Provided data:
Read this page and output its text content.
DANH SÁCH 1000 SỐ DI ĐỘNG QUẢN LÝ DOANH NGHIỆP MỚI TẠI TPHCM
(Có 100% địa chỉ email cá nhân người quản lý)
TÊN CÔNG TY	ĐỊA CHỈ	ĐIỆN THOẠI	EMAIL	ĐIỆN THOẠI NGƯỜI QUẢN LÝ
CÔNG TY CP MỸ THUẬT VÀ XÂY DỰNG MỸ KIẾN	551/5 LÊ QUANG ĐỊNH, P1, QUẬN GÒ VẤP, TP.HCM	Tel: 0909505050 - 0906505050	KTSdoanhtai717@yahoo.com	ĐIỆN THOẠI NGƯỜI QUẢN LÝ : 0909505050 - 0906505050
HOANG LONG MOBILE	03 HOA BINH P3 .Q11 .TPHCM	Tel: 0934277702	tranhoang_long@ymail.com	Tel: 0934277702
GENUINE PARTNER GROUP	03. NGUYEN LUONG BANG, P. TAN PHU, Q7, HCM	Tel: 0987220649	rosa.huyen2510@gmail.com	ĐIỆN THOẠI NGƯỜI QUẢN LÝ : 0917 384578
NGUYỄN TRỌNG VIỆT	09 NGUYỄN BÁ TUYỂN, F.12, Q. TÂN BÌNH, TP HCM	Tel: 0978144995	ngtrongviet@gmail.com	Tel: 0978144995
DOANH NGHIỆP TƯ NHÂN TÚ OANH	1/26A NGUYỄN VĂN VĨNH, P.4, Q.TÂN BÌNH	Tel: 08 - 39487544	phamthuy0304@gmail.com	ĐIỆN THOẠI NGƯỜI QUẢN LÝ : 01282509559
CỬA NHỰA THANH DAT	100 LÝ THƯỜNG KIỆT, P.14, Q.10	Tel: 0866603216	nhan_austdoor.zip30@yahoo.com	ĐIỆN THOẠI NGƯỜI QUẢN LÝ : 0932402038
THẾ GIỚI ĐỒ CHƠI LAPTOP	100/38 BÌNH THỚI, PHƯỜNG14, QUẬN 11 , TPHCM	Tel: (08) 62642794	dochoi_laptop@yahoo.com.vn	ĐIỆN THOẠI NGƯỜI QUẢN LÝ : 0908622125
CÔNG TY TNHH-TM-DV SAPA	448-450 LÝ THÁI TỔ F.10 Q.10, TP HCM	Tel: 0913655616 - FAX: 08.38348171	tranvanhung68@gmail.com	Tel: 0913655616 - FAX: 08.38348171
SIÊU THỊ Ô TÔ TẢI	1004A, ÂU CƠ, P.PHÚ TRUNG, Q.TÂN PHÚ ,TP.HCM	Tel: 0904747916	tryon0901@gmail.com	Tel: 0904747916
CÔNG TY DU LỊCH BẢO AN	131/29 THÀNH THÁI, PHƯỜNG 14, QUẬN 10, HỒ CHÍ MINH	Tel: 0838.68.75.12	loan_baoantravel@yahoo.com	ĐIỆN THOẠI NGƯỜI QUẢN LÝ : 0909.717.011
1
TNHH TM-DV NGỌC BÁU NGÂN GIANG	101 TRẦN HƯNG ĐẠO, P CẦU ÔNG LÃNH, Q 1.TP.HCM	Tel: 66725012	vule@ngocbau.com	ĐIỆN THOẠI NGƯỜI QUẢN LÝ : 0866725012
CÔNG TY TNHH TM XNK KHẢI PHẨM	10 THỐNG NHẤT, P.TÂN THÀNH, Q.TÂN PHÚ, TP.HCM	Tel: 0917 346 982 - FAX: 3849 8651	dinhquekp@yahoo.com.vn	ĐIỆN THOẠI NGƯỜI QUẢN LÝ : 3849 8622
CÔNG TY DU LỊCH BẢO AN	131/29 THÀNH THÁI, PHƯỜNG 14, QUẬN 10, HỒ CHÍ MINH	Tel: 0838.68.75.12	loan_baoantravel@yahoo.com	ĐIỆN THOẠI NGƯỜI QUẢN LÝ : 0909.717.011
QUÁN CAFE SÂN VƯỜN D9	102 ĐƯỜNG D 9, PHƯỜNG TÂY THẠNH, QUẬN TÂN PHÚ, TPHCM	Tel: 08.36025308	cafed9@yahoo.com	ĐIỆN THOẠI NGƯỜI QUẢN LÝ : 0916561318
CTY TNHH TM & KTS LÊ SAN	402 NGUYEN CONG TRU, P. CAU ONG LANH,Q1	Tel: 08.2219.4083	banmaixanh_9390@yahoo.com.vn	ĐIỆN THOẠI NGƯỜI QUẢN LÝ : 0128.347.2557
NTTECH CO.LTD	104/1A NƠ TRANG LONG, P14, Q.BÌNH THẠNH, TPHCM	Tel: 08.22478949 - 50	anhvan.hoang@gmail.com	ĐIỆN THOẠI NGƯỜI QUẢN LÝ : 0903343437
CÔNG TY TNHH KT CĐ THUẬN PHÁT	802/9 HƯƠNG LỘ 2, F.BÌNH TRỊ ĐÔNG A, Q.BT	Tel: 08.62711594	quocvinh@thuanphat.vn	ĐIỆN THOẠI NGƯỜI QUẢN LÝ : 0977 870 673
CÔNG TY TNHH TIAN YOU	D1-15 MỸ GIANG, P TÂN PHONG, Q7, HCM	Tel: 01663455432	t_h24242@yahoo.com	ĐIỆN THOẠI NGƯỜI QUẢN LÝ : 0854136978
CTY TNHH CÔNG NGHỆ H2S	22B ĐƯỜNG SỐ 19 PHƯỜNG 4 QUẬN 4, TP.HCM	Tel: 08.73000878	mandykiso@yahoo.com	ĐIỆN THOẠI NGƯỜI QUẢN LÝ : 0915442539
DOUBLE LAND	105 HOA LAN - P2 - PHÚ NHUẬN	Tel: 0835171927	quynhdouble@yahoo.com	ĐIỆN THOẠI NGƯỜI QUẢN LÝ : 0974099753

Your goal: Write each line above out exactly.

Written response:
Read this page and output its text content.
DANH SÁCH 1000 SỐ DI ĐỘNG QUẢN LÝ DOANH NGHIỆP MỚI TẠI TPHCM
(Có 100% địa chỉ email cá nhân người quản lý)
TÊN CÔNG TY	ĐỊA CHỈ	ĐIỆN THOẠI	EMAIL	ĐIỆN THOẠI NGƯỜI QUẢN LÝ
CÔNG TY CP MỸ THUẬT VÀ XÂY DỰNG MỸ KIẾN	551/5 LÊ QUANG ĐỊNH, P1, QUẬN GÒ VẤP, TP.HCM	Tel: 0909505050 - 0906505050	KTSdoanhtai717@yahoo.com	ĐIỆN THOẠI NGƯỜI QUẢN LÝ : 0909505050 - 0906505050
HOANG LONG MOBILE	03 HOA BINH P3 .Q11 .TPHCM	Tel: 0934277702	tranhoang_long@ymail.com	Tel: 0934277702
GENUINE PARTNER GROUP	03. NGUYEN LUONG BANG, P. TAN PHU, Q7, HCM	Tel: 0987220649	rosa.huyen2510@gmail.com	ĐIỆN THOẠI NGƯỜI QUẢN LÝ : 0917 384578
NGUYỄN TRỌNG VIỆT	09 NGUYỄN BÁ TUYỂN, F.12, Q. TÂN BÌNH, TP HCM	Tel: 0978144995	ngtrongviet@gmail.com	Tel: 0978144995
DOANH NGHIỆP TƯ NHÂN TÚ OANH	1/26A NGUYỄN VĂN VĨNH, P.4, Q.TÂN BÌNH	Tel: 08 - 39487544	phamthuy0304@gmail.com	ĐIỆN THOẠI NGƯỜI QUẢN LÝ : 01282509559
CỬA NHỰA THANH DAT	100 LÝ THƯỜNG KIỆT, P.14, Q.10	Tel: 0866603216	nhan_austdoor.zip30@yahoo.com	ĐIỆN THOẠI NGƯỜI QUẢN LÝ : 0932402038
THẾ GIỚI ĐỒ CHƠI LAPTOP	100/38 BÌNH THỚI, PHƯỜNG14, QUẬN 11 , TPHCM	Tel: (08) 62642794	dochoi_laptop@yahoo.com.vn	ĐIỆN THOẠI NGƯỜI QUẢN LÝ : 0908622125
CÔNG TY TNHH-TM-DV SAPA	448-450 LÝ THÁI TỔ F.10 Q.10, TP HCM	Tel: 0913655616 - FAX: 08.38348171	tranvanhung68@gmail.com	Tel: 0913655616 - FAX: 08.38348171
SIÊU THỊ Ô TÔ TẢI	1004A, ÂU CƠ, P.PHÚ TRUNG, Q.TÂN PHÚ ,TP.HCM	Tel: 0904747916	tryon0901@gmail.com	Tel: 0904747916
CÔNG TY DU LỊCH BẢO AN	131/29 THÀNH THÁI, PHƯỜNG 14, QUẬN 10, HỒ CHÍ MINH	Tel: 0838.68.75.12	loan_baoantravel@yahoo.com	ĐIỆN THOẠI NGƯỜI QUẢN LÝ : 0909.717.011
1
TNHH TM-DV NGỌC BÁU NGÂN GIANG	101 TRẦN HƯNG ĐẠO, P CẦU ÔNG LÃNH, Q 1.TP.HCM	Tel: 66725012	vule@ngocbau.com	ĐIỆN THOẠI NGƯỜI QUẢN LÝ : 0866725012
CÔNG TY TNHH TM XNK KHẢI PHẨM	10 THỐNG NHẤT, P.TÂN THÀNH, Q.TÂN PHÚ, TP.HCM	Tel: 0917 346 982 - FAX: 3849 8651	dinhquekp@yahoo.com.vn	ĐIỆN THOẠI NGƯỜI QUẢN LÝ : 3849 8622
CÔNG TY DU LỊCH BẢO AN	131/29 THÀNH THÁI, PHƯỜNG 14, QUẬN 10, HỒ CHÍ MINH	Tel: 0838.68.75.12	loan_baoantravel@yahoo.com	ĐIỆN THOẠI NGƯỜI QUẢN LÝ : 0909.717.011
QUÁN CAFE SÂN VƯỜN D9	102 ĐƯỜNG D 9, PHƯỜNG TÂY THẠNH, QUẬN TÂN PHÚ, TPHCM	Tel: 08.36025308	cafed9@yahoo.com	ĐIỆN THOẠI NGƯỜI QUẢN LÝ : 0916561318
CTY TNHH TM & KTS LÊ SAN	402 NGUYEN CONG TRU, P. CAU ONG LANH,Q1	Tel: 08.2219.4083	banmaixanh_9390@yahoo.com.vn	ĐIỆN THOẠI NGƯỜI QUẢN LÝ : 0128.347.2557
NTTECH CO.LTD	104/1A NƠ TRANG LONG, P14, Q.BÌNH THẠNH, TPHCM	Tel: 08.22478949 - 50	anhvan.hoang@gmail.com	ĐIỆN THOẠI NGƯỜI QUẢN LÝ : 0903343437
CÔNG TY TNHH KT CĐ THUẬN PHÁT	802/9 HƯƠNG LỘ 2, F.BÌNH TRỊ ĐÔNG A, Q.BT	Tel: 08.62711594	quocvinh@thuanphat.vn	ĐIỆN THOẠI NGƯỜI QUẢN LÝ : 0977 870 673
CÔNG TY TNHH TIAN YOU	D1-15 MỸ GIANG, P TÂN PHONG, Q7, HCM	Tel: 01663455432	t_h24242@yahoo.com	ĐIỆN THOẠI NGƯỜI QUẢN LÝ : 0854136978
CTY TNHH CÔNG NGHỆ H2S	22B ĐƯỜNG SỐ 19 PHƯỜNG 4 QUẬN 4, TP.HCM	Tel: 08.73000878	mandykiso@yahoo.com	ĐIỆN THOẠI NGƯỜI QUẢN LÝ : 0915442539
DOUBLE LAND	105 HOA LAN - P2 - PHÚ NHUẬN	Tel: 0835171927	quynhdouble@yahoo.com	ĐIỆN THOẠI NGƯỜI QUẢN LÝ : 0974099753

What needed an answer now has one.